**INSTRUCTIONS TO FOLLOW**
Rename "x-tick-base" to "x-tick-mantissa" in the records from their first line through the line containing "data-point-series-2 (470, 328, 483, 341)", and write out those lines again with everything else unchanged.

[Layout dataset entries]
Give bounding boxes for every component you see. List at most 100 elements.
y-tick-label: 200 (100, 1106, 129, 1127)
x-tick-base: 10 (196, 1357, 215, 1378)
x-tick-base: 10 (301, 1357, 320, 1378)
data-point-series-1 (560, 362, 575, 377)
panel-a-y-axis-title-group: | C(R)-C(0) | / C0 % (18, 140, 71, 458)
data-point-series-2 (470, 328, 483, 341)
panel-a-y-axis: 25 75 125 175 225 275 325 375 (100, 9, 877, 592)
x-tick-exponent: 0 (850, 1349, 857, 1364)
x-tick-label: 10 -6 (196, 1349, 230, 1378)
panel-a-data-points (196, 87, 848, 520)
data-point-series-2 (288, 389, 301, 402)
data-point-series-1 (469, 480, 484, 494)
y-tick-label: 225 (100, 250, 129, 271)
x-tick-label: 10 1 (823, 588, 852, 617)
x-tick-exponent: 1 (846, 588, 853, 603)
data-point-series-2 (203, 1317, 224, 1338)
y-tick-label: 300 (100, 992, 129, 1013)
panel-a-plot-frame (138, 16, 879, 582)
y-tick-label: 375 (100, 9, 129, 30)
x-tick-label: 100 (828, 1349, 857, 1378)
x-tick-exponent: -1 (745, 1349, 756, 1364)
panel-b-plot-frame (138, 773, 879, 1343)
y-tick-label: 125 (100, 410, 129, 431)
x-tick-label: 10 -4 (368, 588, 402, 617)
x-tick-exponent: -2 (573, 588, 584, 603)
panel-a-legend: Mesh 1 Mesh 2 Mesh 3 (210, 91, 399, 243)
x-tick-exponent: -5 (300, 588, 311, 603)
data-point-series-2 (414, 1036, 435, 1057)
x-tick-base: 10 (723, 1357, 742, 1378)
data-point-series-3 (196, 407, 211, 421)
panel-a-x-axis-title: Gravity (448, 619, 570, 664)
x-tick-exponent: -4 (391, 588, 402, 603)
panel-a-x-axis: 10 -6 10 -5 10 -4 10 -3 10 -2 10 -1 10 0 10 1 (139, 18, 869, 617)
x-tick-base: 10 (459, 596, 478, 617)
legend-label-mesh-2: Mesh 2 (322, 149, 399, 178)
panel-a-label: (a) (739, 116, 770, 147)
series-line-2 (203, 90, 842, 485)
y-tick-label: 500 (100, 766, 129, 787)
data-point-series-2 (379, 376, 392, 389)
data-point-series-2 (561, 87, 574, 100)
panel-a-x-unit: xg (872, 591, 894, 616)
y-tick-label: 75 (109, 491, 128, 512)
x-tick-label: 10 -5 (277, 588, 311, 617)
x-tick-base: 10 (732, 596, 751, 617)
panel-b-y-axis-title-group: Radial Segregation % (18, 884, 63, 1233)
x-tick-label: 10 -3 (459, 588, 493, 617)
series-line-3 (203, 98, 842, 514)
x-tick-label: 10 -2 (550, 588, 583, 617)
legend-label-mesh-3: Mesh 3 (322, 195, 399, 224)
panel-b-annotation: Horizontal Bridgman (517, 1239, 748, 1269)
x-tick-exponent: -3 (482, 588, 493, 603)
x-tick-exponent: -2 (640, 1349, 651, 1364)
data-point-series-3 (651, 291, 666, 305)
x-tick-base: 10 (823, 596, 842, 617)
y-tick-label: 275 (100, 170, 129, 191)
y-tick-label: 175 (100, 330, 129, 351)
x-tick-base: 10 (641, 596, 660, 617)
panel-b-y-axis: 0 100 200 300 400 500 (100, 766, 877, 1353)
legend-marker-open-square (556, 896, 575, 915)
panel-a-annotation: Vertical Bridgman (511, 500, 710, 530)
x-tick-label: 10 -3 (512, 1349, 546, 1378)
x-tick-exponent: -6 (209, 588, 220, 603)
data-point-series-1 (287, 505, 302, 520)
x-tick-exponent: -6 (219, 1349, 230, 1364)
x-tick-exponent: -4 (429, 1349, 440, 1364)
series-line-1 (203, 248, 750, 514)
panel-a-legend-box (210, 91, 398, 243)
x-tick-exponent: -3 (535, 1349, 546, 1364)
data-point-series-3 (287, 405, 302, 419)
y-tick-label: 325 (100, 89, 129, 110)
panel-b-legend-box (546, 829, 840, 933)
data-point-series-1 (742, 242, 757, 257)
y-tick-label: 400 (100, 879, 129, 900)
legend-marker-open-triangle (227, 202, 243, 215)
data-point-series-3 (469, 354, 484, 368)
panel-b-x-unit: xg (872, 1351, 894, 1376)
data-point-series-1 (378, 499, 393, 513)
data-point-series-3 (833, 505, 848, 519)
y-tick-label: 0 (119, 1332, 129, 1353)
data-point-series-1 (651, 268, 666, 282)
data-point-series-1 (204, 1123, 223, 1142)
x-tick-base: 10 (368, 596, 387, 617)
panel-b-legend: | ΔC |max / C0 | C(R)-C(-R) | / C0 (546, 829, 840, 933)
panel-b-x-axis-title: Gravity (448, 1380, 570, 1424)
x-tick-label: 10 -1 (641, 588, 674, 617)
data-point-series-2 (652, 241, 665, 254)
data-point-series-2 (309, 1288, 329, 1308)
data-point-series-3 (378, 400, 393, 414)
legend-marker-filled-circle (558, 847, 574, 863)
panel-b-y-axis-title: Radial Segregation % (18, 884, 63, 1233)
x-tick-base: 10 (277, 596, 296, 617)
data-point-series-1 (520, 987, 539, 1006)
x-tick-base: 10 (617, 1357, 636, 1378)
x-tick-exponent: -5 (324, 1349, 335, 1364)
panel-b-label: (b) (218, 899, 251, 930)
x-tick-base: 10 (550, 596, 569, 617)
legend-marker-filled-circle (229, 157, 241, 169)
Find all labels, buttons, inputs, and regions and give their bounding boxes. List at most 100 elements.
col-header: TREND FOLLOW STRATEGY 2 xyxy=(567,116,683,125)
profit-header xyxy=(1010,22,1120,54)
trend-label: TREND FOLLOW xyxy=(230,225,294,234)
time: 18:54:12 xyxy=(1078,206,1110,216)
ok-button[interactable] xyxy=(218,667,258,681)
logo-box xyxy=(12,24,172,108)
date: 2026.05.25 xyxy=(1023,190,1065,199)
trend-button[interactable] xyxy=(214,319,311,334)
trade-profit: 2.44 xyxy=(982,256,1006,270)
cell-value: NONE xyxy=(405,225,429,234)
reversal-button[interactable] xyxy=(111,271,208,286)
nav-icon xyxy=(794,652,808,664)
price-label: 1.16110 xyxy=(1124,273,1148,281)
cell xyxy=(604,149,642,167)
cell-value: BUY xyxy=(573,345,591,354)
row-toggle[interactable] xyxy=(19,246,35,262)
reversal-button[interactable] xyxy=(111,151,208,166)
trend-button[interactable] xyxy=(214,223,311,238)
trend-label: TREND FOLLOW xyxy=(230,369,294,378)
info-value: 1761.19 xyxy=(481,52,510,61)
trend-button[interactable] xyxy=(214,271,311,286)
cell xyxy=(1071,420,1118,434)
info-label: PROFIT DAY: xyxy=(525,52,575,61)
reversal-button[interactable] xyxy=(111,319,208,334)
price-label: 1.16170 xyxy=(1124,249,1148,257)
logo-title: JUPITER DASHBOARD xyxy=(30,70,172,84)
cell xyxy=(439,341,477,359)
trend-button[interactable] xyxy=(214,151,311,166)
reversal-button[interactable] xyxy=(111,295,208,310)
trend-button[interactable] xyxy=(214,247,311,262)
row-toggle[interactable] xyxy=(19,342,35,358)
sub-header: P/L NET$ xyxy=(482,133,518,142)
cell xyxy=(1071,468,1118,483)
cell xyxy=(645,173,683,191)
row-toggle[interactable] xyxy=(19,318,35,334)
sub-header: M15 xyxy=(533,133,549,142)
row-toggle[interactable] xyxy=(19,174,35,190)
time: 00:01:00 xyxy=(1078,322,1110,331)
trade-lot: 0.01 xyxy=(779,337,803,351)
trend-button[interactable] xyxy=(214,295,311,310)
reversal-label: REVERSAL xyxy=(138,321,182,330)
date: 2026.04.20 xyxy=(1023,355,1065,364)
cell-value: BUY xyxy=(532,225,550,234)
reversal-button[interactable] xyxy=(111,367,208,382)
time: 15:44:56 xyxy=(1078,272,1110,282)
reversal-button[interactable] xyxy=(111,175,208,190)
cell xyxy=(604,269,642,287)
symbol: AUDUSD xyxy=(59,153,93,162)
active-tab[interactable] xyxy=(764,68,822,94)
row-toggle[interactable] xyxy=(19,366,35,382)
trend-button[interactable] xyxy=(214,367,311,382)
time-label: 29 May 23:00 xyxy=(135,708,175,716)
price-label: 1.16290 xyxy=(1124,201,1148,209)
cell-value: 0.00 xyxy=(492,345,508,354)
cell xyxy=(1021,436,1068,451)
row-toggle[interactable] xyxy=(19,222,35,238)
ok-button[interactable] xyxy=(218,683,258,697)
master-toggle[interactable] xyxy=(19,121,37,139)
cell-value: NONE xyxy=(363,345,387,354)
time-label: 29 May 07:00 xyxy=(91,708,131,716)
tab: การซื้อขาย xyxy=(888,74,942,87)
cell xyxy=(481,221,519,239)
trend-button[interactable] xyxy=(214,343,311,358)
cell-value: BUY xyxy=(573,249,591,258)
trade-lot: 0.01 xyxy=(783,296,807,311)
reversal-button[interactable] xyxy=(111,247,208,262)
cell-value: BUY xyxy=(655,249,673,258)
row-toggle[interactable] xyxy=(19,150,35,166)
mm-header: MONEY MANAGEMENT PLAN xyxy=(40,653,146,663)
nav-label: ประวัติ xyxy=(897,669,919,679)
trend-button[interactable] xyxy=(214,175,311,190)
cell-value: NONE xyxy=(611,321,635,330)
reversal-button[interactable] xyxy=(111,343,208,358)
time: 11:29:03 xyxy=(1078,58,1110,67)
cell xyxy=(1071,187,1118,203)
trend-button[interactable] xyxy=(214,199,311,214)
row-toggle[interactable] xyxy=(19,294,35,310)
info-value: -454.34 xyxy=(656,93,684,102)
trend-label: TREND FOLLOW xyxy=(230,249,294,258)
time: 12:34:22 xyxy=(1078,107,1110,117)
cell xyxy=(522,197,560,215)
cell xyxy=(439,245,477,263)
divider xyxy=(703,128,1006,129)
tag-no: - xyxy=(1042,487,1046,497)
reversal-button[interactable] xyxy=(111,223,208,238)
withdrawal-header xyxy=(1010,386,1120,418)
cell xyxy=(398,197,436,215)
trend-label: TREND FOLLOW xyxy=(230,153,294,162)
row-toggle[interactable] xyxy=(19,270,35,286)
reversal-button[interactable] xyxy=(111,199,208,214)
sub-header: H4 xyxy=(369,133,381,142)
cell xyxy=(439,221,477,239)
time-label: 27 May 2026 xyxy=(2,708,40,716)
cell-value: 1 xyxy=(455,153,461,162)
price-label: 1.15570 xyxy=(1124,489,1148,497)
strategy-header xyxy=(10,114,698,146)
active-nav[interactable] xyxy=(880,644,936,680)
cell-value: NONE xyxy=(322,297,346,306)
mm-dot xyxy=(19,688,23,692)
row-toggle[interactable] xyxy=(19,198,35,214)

**COMPLETE ANSWER**
Give bounding boxes for every component you see. List at most 100 elements.
y-tick-label: 200 (100, 1106, 129, 1127)
x-tick-mantissa: 10 (196, 1357, 215, 1378)
x-tick-mantissa: 10 (301, 1357, 320, 1378)
data-point-series-1 (560, 362, 575, 377)
panel-a-y-axis-title-group: | C(R)-C(0) | / C0 % (18, 140, 71, 458)
data-point-series-2 (470, 328, 483, 341)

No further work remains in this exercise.